Copy all lines below exactly as written. Leave pictures out.

■ Records for the exercise
★ ★ ★ ★ ★ ★ ★

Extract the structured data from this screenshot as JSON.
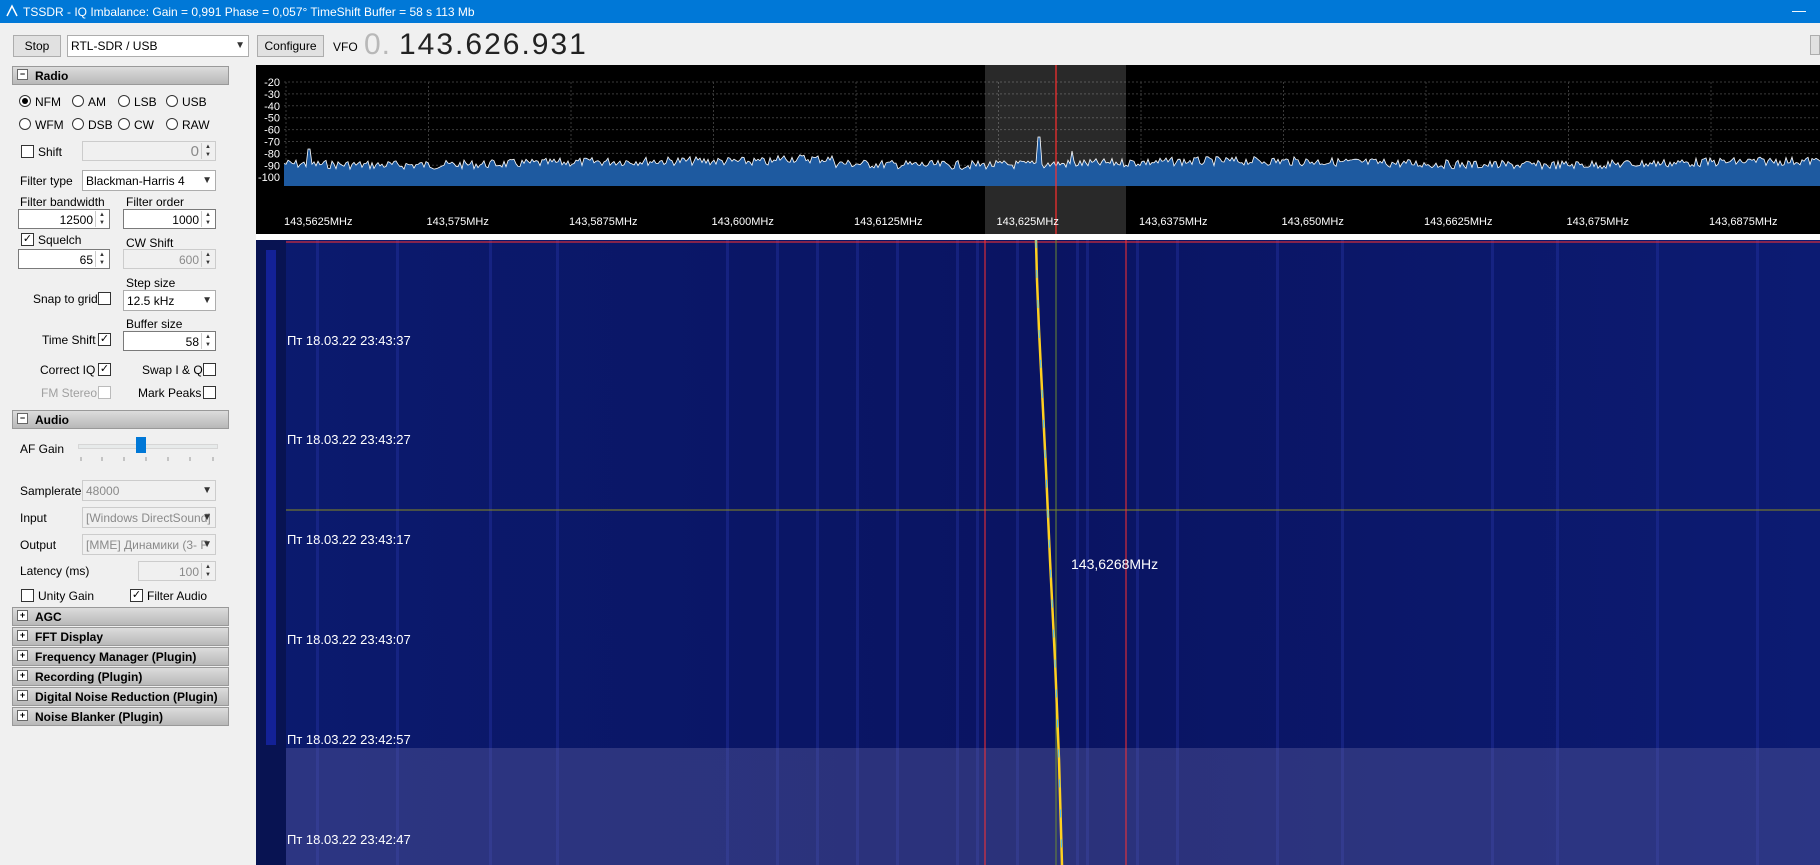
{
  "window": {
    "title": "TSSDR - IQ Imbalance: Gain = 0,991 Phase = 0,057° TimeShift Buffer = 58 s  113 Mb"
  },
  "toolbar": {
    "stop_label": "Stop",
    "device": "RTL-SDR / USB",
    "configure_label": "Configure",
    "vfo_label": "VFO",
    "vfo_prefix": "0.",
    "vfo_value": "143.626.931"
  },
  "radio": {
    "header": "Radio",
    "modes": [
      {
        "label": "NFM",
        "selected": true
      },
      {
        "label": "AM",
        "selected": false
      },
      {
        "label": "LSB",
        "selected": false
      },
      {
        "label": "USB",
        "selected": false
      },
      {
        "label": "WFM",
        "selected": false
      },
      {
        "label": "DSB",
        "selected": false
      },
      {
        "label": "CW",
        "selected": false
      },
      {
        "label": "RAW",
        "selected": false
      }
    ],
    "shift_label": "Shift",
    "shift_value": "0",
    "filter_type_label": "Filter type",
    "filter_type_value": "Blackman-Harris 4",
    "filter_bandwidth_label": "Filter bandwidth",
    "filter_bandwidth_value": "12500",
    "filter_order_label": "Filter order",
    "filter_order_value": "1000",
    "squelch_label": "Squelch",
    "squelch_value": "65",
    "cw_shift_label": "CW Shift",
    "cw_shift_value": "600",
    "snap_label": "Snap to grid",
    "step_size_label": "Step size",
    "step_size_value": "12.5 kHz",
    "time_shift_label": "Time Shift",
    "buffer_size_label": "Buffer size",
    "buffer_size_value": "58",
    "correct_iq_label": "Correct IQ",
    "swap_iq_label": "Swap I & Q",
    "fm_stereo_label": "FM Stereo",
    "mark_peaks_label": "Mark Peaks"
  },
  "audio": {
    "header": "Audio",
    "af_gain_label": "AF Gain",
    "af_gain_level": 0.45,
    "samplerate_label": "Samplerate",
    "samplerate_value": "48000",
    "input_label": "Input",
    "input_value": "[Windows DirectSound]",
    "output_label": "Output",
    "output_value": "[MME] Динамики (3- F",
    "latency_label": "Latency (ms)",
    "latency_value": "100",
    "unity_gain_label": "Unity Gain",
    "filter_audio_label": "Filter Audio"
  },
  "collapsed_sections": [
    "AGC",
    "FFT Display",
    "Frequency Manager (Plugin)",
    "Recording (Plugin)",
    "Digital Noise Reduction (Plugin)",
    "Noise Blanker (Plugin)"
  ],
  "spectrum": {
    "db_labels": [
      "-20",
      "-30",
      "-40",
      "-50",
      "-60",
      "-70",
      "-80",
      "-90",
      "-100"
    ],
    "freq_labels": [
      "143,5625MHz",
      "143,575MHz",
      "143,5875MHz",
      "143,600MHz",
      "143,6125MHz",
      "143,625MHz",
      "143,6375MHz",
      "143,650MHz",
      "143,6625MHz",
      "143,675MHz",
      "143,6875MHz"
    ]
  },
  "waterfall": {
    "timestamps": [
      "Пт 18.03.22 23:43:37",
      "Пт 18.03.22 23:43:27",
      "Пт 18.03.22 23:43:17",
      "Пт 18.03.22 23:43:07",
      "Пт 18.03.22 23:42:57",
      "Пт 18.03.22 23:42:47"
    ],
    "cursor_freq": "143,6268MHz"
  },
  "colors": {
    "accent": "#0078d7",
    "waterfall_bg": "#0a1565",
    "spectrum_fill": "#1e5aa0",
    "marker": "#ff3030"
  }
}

★ ★ ★ ★ ★ ★ ★

■ Task response
Extract the structured data from this screenshot as JSON.
{
  "window": {
    "title": "TSSDR - IQ Imbalance: Gain = 0,991 Phase = 0,057° TimeShift Buffer = 58 s  113 Mb"
  },
  "toolbar": {
    "stop_label": "Stop",
    "device": "RTL-SDR / USB",
    "configure_label": "Configure",
    "vfo_label": "VFO",
    "vfo_prefix": "0.",
    "vfo_value": "143.626.931"
  },
  "radio": {
    "header": "Radio",
    "modes": [
      {
        "label": "NFM",
        "selected": true
      },
      {
        "label": "AM",
        "selected": false
      },
      {
        "label": "LSB",
        "selected": false
      },
      {
        "label": "USB",
        "selected": false
      },
      {
        "label": "WFM",
        "selected": false
      },
      {
        "label": "DSB",
        "selected": false
      },
      {
        "label": "CW",
        "selected": false
      },
      {
        "label": "RAW",
        "selected": false
      }
    ],
    "shift_label": "Shift",
    "shift_value": "0",
    "filter_type_label": "Filter type",
    "filter_type_value": "Blackman-Harris 4",
    "filter_bandwidth_label": "Filter bandwidth",
    "filter_bandwidth_value": "12500",
    "filter_order_label": "Filter order",
    "filter_order_value": "1000",
    "squelch_label": "Squelch",
    "squelch_value": "65",
    "cw_shift_label": "CW Shift",
    "cw_shift_value": "600",
    "snap_label": "Snap to grid",
    "step_size_label": "Step size",
    "step_size_value": "12.5 kHz",
    "time_shift_label": "Time Shift",
    "buffer_size_label": "Buffer size",
    "buffer_size_value": "58",
    "correct_iq_label": "Correct IQ",
    "swap_iq_label": "Swap I & Q",
    "fm_stereo_label": "FM Stereo",
    "mark_peaks_label": "Mark Peaks"
  },
  "audio": {
    "header": "Audio",
    "af_gain_label": "AF Gain",
    "af_gain_level": 0.45,
    "samplerate_label": "Samplerate",
    "samplerate_value": "48000",
    "input_label": "Input",
    "input_value": "[Windows DirectSound]",
    "output_label": "Output",
    "output_value": "[MME] Динамики (3- F",
    "latency_label": "Latency (ms)",
    "latency_value": "100",
    "unity_gain_label": "Unity Gain",
    "filter_audio_label": "Filter Audio"
  },
  "collapsed_sections": [
    "AGC",
    "FFT Display",
    "Frequency Manager (Plugin)",
    "Recording (Plugin)",
    "Digital Noise Reduction (Plugin)",
    "Noise Blanker (Plugin)"
  ],
  "spectrum": {
    "db_labels": [
      "-20",
      "-30",
      "-40",
      "-50",
      "-60",
      "-70",
      "-80",
      "-90",
      "-100"
    ],
    "freq_labels": [
      "143,5625MHz",
      "143,575MHz",
      "143,5875MHz",
      "143,600MHz",
      "143,6125MHz",
      "143,625MHz",
      "143,6375MHz",
      "143,650MHz",
      "143,6625MHz",
      "143,675MHz",
      "143,6875MHz"
    ]
  },
  "waterfall": {
    "timestamps": [
      "Пт 18.03.22 23:43:37",
      "Пт 18.03.22 23:43:27",
      "Пт 18.03.22 23:43:17",
      "Пт 18.03.22 23:43:07",
      "Пт 18.03.22 23:42:57",
      "Пт 18.03.22 23:42:47"
    ],
    "cursor_freq": "143,6268MHz"
  },
  "colors": {
    "accent": "#0078d7",
    "waterfall_bg": "#0a1565",
    "spectrum_fill": "#1e5aa0",
    "marker": "#ff3030"
  }
}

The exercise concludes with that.